[Figure record listings]

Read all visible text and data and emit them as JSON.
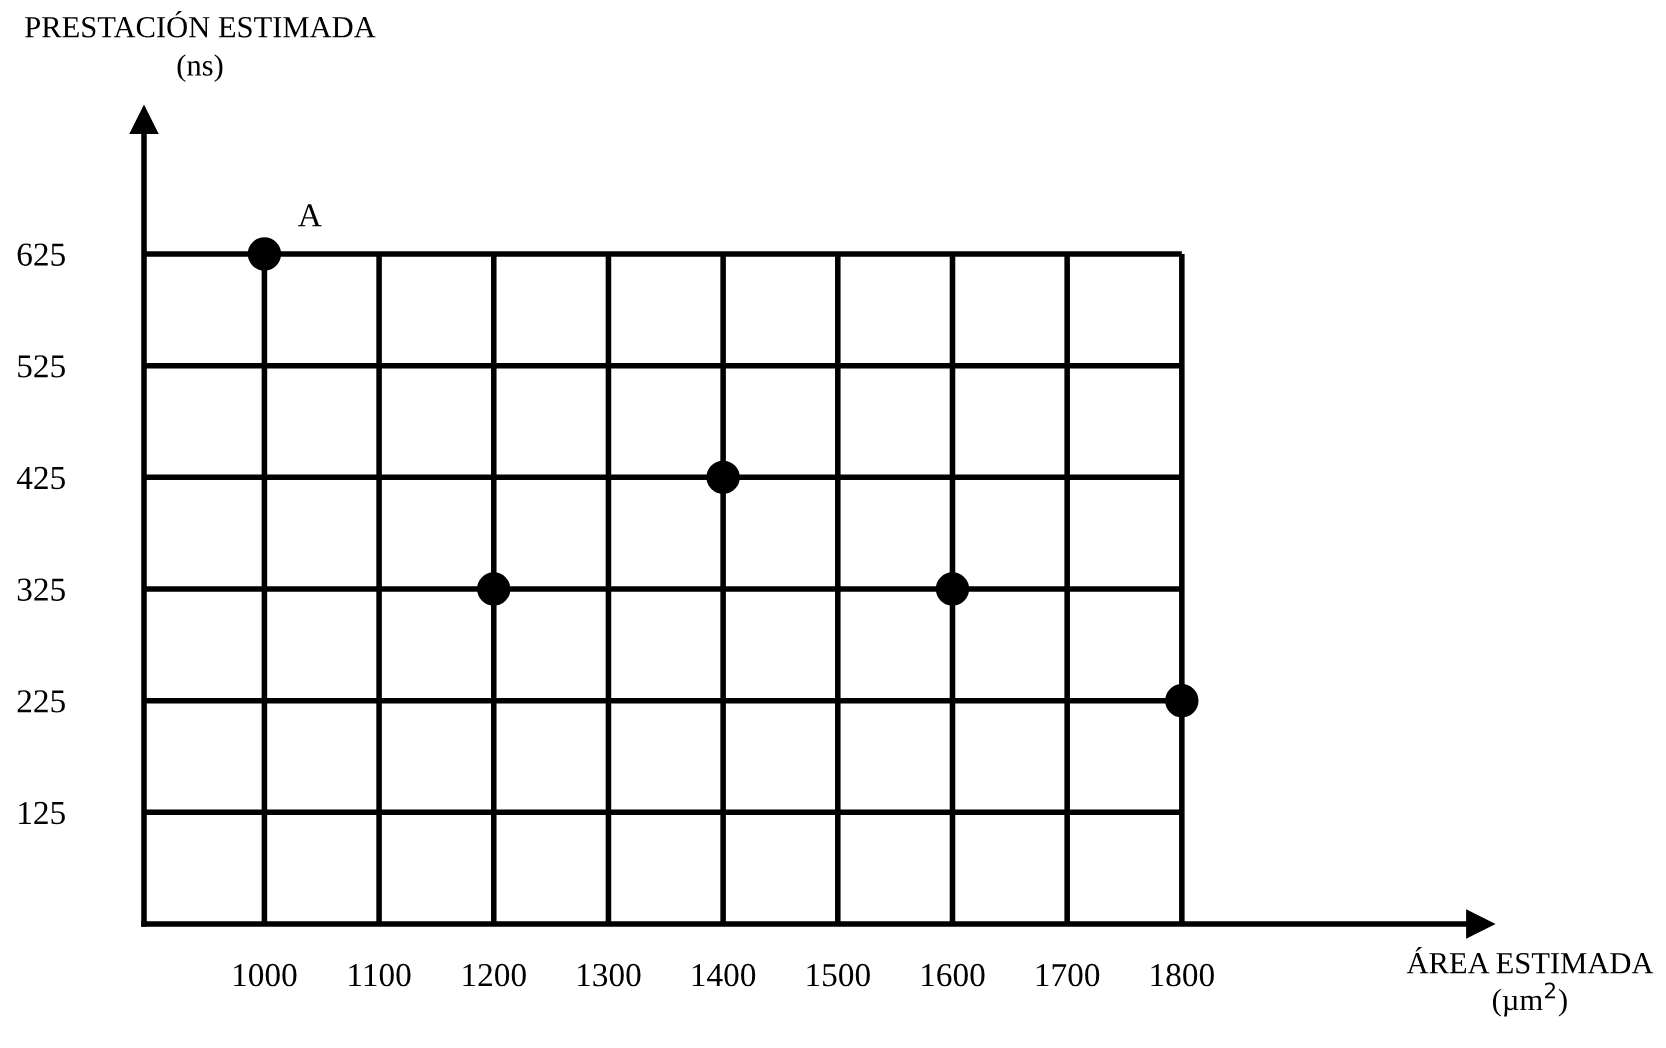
{
  "chart_data": {
    "type": "scatter",
    "xlabel": "ÁREA ESTIMADA\n(µm$^{2}$)",
    "ylabel": "PRESTACIÓN ESTIMADA\n(ns)",
    "x": [
      1000,
      1200,
      1400,
      1600,
      1800
    ],
    "series": [
      {
        "color": "#000000",
        "values": [
          625,
          325,
          425,
          325,
          225
        ]
      }
    ],
    "marker": "circle",
    "grid": true,
    "xlim": [
      895,
      2060
    ],
    "ylim": [
      25,
      745
    ],
    "xticks": [
      1000,
      1100,
      1200,
      1300,
      1400,
      1500,
      1600,
      1700,
      1800
    ],
    "yticks": [
      125,
      225,
      325,
      425,
      525,
      625
    ],
    "annotations": [
      {
        "text": "A",
        "x": 1000,
        "y": 625
      }
    ]
  }
}
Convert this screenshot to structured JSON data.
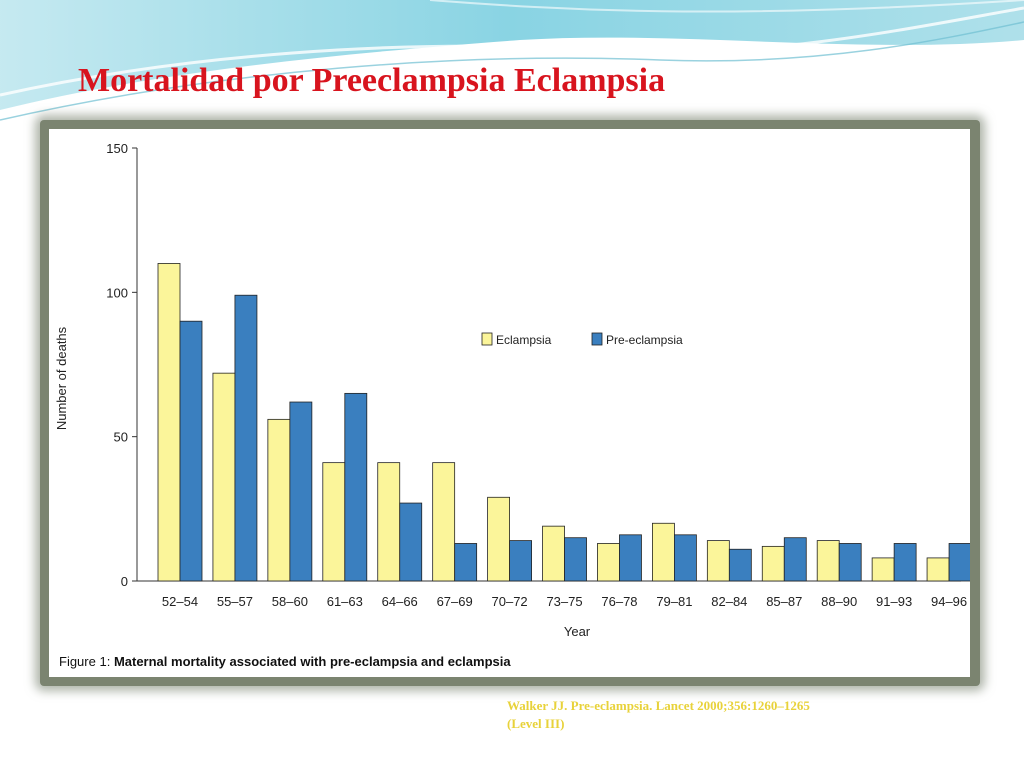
{
  "slide": {
    "title": "Mortalidad por Preeclampsia Eclampsia",
    "caption_prefix": "Figure 1:",
    "caption_text": "Maternal mortality associated with pre-eclampsia and eclampsia",
    "citation_line1": "Walker JJ. Pre-eclampsia. Lancet 2000;356:1260–1265",
    "citation_line2": "(Level III)"
  },
  "chart_data": {
    "type": "bar",
    "title": "",
    "xlabel": "Year",
    "ylabel": "Number of deaths",
    "ylim": [
      0,
      150
    ],
    "yticks": [
      0,
      50,
      100,
      150
    ],
    "grid": false,
    "legend_position": "center-right",
    "categories": [
      "52–54",
      "55–57",
      "58–60",
      "61–63",
      "64–66",
      "67–69",
      "70–72",
      "73–75",
      "76–78",
      "79–81",
      "82–84",
      "85–87",
      "88–90",
      "91–93",
      "94–96"
    ],
    "series": [
      {
        "name": "Eclampsia",
        "color": "#fbf59a",
        "values": [
          110,
          72,
          56,
          41,
          41,
          41,
          29,
          19,
          13,
          20,
          14,
          12,
          14,
          8,
          8
        ]
      },
      {
        "name": "Pre-eclampsia",
        "color": "#3a7fbf",
        "values": [
          90,
          99,
          62,
          65,
          27,
          13,
          14,
          15,
          16,
          16,
          11,
          15,
          13,
          13,
          13
        ]
      }
    ]
  }
}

→ What this task involves
All of the data above should be transcribed verbatim, with pictures omitted.

→ Reply
Read all visible text and data and emit them as JSON.
{
  "chart_data": {
    "type": "scatter",
    "xlabel": "ÁREA ESTIMADA\n(µm$^{2}$)",
    "ylabel": "PRESTACIÓN ESTIMADA\n(ns)",
    "x": [
      1000,
      1200,
      1400,
      1600,
      1800
    ],
    "series": [
      {
        "color": "#000000",
        "values": [
          625,
          325,
          425,
          325,
          225
        ]
      }
    ],
    "marker": "circle",
    "grid": true,
    "xlim": [
      895,
      2060
    ],
    "ylim": [
      25,
      745
    ],
    "xticks": [
      1000,
      1100,
      1200,
      1300,
      1400,
      1500,
      1600,
      1700,
      1800
    ],
    "yticks": [
      125,
      225,
      325,
      425,
      525,
      625
    ],
    "annotations": [
      {
        "text": "A",
        "x": 1000,
        "y": 625
      }
    ]
  }
}
Convert this screenshot to structured JSON data.
{
  "slide": {
    "title": "Mortalidad por Preeclampsia Eclampsia",
    "caption_prefix": "Figure 1:",
    "caption_text": "Maternal mortality associated with pre-eclampsia and eclampsia",
    "citation_line1": "Walker JJ. Pre-eclampsia. Lancet 2000;356:1260–1265",
    "citation_line2": "(Level III)"
  },
  "chart_data": {
    "type": "bar",
    "title": "",
    "xlabel": "Year",
    "ylabel": "Number of deaths",
    "ylim": [
      0,
      150
    ],
    "yticks": [
      0,
      50,
      100,
      150
    ],
    "grid": false,
    "legend_position": "center-right",
    "categories": [
      "52–54",
      "55–57",
      "58–60",
      "61–63",
      "64–66",
      "67–69",
      "70–72",
      "73–75",
      "76–78",
      "79–81",
      "82–84",
      "85–87",
      "88–90",
      "91–93",
      "94–96"
    ],
    "series": [
      {
        "name": "Eclampsia",
        "color": "#fbf59a",
        "values": [
          110,
          72,
          56,
          41,
          41,
          41,
          29,
          19,
          13,
          20,
          14,
          12,
          14,
          8,
          8
        ]
      },
      {
        "name": "Pre-eclampsia",
        "color": "#3a7fbf",
        "values": [
          90,
          99,
          62,
          65,
          27,
          13,
          14,
          15,
          16,
          16,
          11,
          15,
          13,
          13,
          13
        ]
      }
    ]
  }
}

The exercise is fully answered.